(Data entries for graphics)

## start

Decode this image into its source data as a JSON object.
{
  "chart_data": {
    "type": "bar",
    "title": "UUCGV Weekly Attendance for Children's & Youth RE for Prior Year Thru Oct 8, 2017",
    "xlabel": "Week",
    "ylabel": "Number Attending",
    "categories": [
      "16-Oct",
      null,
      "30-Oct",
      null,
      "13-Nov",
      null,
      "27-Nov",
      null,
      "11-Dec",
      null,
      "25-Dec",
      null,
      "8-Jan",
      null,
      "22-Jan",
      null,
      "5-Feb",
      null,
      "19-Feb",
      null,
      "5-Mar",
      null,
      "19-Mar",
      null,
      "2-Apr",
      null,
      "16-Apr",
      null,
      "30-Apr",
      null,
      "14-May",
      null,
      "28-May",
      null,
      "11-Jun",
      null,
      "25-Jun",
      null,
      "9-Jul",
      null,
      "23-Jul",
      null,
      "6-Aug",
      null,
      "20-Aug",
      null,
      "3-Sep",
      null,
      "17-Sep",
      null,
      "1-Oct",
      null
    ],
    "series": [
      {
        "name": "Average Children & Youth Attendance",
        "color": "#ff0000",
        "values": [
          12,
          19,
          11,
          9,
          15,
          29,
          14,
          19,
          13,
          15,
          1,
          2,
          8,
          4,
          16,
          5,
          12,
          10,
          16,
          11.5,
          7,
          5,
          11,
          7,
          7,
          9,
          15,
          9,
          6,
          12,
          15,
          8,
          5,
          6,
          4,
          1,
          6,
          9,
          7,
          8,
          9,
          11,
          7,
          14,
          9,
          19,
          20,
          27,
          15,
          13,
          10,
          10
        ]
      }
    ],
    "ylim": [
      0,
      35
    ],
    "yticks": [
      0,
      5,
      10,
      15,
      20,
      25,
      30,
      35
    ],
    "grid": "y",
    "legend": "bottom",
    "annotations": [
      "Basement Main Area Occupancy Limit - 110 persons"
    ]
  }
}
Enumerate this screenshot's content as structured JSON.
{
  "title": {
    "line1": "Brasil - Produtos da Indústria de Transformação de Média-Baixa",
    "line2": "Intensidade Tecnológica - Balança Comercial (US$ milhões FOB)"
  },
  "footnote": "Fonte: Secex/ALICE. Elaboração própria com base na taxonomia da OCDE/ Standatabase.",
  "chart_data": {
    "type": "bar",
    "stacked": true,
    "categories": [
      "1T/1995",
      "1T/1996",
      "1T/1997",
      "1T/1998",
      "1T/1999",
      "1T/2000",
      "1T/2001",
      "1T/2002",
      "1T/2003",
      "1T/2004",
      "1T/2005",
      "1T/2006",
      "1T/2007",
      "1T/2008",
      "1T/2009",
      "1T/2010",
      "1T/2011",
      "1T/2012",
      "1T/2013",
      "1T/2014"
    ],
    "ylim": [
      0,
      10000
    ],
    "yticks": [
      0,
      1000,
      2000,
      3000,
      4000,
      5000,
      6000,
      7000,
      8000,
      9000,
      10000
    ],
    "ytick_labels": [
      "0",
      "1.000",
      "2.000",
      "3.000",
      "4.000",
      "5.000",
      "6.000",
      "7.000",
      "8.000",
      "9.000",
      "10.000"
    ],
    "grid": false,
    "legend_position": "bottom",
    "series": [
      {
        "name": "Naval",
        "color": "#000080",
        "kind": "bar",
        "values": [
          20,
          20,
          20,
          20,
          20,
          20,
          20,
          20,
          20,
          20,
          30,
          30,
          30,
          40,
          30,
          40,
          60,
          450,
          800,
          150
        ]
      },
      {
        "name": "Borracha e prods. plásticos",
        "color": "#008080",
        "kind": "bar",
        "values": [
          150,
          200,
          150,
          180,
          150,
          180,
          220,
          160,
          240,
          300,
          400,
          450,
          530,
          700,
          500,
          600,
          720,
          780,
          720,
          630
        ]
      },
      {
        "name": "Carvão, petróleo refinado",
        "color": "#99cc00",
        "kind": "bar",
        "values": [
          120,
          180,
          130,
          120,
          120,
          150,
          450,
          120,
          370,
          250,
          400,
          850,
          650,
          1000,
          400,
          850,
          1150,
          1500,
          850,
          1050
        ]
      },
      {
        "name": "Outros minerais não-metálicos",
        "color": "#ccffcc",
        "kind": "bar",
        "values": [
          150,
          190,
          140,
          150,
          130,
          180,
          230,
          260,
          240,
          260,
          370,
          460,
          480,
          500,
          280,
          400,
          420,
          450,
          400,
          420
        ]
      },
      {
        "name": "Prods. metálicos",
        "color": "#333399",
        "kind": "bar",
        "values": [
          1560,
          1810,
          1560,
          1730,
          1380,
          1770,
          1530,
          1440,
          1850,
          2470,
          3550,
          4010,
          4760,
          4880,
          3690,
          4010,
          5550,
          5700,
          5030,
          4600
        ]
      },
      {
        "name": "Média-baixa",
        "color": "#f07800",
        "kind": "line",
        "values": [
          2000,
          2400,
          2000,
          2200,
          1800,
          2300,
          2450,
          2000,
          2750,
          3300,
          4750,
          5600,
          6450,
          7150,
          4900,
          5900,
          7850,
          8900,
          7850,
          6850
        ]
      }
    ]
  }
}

## end

→ What the exercise asks: Copy out the whole listing exactly.

→ Answer to this task:
Decode this image into its source data as a JSON object.
{
  "chart_data": {
    "type": "bar",
    "title": "UUCGV Weekly Attendance for Children's & Youth RE for Prior Year Thru Oct 8, 2017",
    "xlabel": "Week",
    "ylabel": "Number Attending",
    "categories": [
      "16-Oct",
      null,
      "30-Oct",
      null,
      "13-Nov",
      null,
      "27-Nov",
      null,
      "11-Dec",
      null,
      "25-Dec",
      null,
      "8-Jan",
      null,
      "22-Jan",
      null,
      "5-Feb",
      null,
      "19-Feb",
      null,
      "5-Mar",
      null,
      "19-Mar",
      null,
      "2-Apr",
      null,
      "16-Apr",
      null,
      "30-Apr",
      null,
      "14-May",
      null,
      "28-May",
      null,
      "11-Jun",
      null,
      "25-Jun",
      null,
      "9-Jul",
      null,
      "23-Jul",
      null,
      "6-Aug",
      null,
      "20-Aug",
      null,
      "3-Sep",
      null,
      "17-Sep",
      null,
      "1-Oct",
      null
    ],
    "series": [
      {
        "name": "Average Children & Youth Attendance",
        "color": "#ff0000",
        "values": [
          12,
          19,
          11,
          9,
          15,
          29,
          14,
          19,
          13,
          15,
          1,
          2,
          8,
          4,
          16,
          5,
          12,
          10,
          16,
          11.5,
          7,
          5,
          11,
          7,
          7,
          9,
          15,
          9,
          6,
          12,
          15,
          8,
          5,
          6,
          4,
          1,
          6,
          9,
          7,
          8,
          9,
          11,
          7,
          14,
          9,
          19,
          20,
          27,
          15,
          13,
          10,
          10
        ]
      }
    ],
    "ylim": [
      0,
      35
    ],
    "yticks": [
      0,
      5,
      10,
      15,
      20,
      25,
      30,
      35
    ],
    "grid": "y",
    "legend": "bottom",
    "annotations": [
      "Basement Main Area Occupancy Limit - 110 persons"
    ]
  }
}
Enumerate this screenshot's content as structured JSON.
{
  "title": {
    "line1": "Brasil - Produtos da Indústria de Transformação de Média-Baixa",
    "line2": "Intensidade Tecnológica - Balança Comercial (US$ milhões FOB)"
  },
  "footnote": "Fonte: Secex/ALICE. Elaboração própria com base na taxonomia da OCDE/ Standatabase.",
  "chart_data": {
    "type": "bar",
    "stacked": true,
    "categories": [
      "1T/1995",
      "1T/1996",
      "1T/1997",
      "1T/1998",
      "1T/1999",
      "1T/2000",
      "1T/2001",
      "1T/2002",
      "1T/2003",
      "1T/2004",
      "1T/2005",
      "1T/2006",
      "1T/2007",
      "1T/2008",
      "1T/2009",
      "1T/2010",
      "1T/2011",
      "1T/2012",
      "1T/2013",
      "1T/2014"
    ],
    "ylim": [
      0,
      10000
    ],
    "yticks": [
      0,
      1000,
      2000,
      3000,
      4000,
      5000,
      6000,
      7000,
      8000,
      9000,
      10000
    ],
    "ytick_labels": [
      "0",
      "1.000",
      "2.000",
      "3.000",
      "4.000",
      "5.000",
      "6.000",
      "7.000",
      "8.000",
      "9.000",
      "10.000"
    ],
    "grid": false,
    "legend_position": "bottom",
    "series": [
      {
        "name": "Naval",
        "color": "#000080",
        "kind": "bar",
        "values": [
          20,
          20,
          20,
          20,
          20,
          20,
          20,
          20,
          20,
          20,
          30,
          30,
          30,
          40,
          30,
          40,
          60,
          450,
          800,
          150
        ]
      },
      {
        "name": "Borracha e prods. plásticos",
        "color": "#008080",
        "kind": "bar",
        "values": [
          150,
          200,
          150,
          180,
          150,
          180,
          220,
          160,
          240,
          300,
          400,
          450,
          530,
          700,
          500,
          600,
          720,
          780,
          720,
          630
        ]
      },
      {
        "name": "Carvão, petróleo refinado",
        "color": "#99cc00",
        "kind": "bar",
        "values": [
          120,
          180,
          130,
          120,
          120,
          150,
          450,
          120,
          370,
          250,
          400,
          850,
          650,
          1000,
          400,
          850,
          1150,
          1500,
          850,
          1050
        ]
      },
      {
        "name": "Outros minerais não-metálicos",
        "color": "#ccffcc",
        "kind": "bar",
        "values": [
          150,
          190,
          140,
          150,
          130,
          180,
          230,
          260,
          240,
          260,
          370,
          460,
          480,
          500,
          280,
          400,
          420,
          450,
          400,
          420
        ]
      },
      {
        "name": "Prods. metálicos",
        "color": "#333399",
        "kind": "bar",
        "values": [
          1560,
          1810,
          1560,
          1730,
          1380,
          1770,
          1530,
          1440,
          1850,
          2470,
          3550,
          4010,
          4760,
          4880,
          3690,
          4010,
          5550,
          5700,
          5030,
          4600
        ]
      },
      {
        "name": "Média-baixa",
        "color": "#f07800",
        "kind": "line",
        "values": [
          2000,
          2400,
          2000,
          2200,
          1800,
          2300,
          2450,
          2000,
          2750,
          3300,
          4750,
          5600,
          6450,
          7150,
          4900,
          5900,
          7850,
          8900,
          7850,
          6850
        ]
      }
    ]
  }
}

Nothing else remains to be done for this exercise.